Images embedded in the records are excluded; print everything else exactly as given.

A block of data:
- - - - -
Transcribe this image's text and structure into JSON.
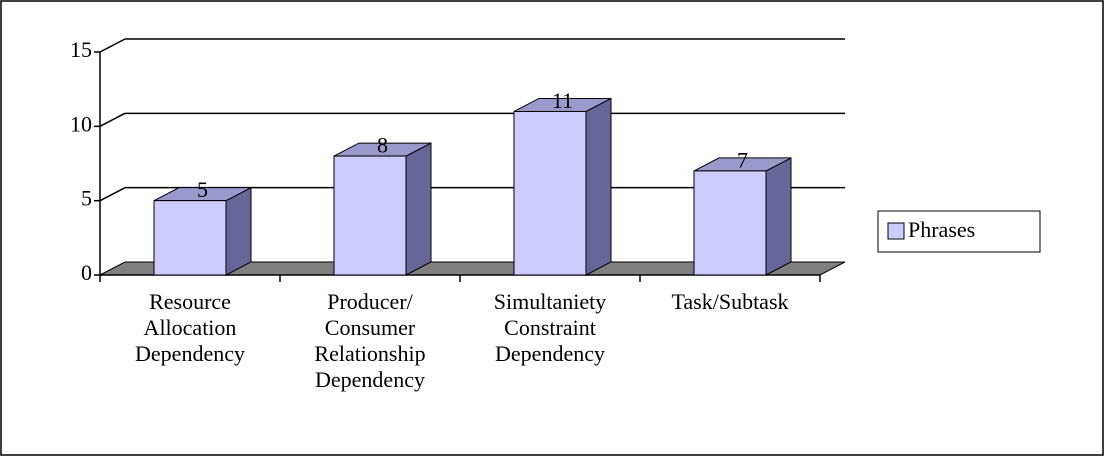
{
  "chart_data": {
    "type": "bar3d",
    "categories": [
      "Resource Allocation Dependency",
      "Producer/ Consumer Relationship Dependency",
      "Simultaniety Constraint Dependency",
      "Task/Subtask"
    ],
    "series": [
      {
        "name": "Phrases",
        "color": "#ccccff",
        "values": [
          5,
          8,
          11,
          7
        ]
      }
    ],
    "ylim": [
      0,
      15
    ],
    "yticks": [
      0,
      5,
      10,
      15
    ],
    "grid": true,
    "legend": "right"
  }
}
- - - - -
* **TASK OUTPUT**:
Transcribe this image's text and structure into JSON.
{
  "chart_data": {
    "type": "bar3d",
    "categories": [
      "Resource Allocation Dependency",
      "Producer/ Consumer Relationship Dependency",
      "Simultaniety Constraint Dependency",
      "Task/Subtask"
    ],
    "series": [
      {
        "name": "Phrases",
        "color": "#ccccff",
        "values": [
          5,
          8,
          11,
          7
        ]
      }
    ],
    "ylim": [
      0,
      15
    ],
    "yticks": [
      0,
      5,
      10,
      15
    ],
    "grid": true,
    "legend": "right"
  }
}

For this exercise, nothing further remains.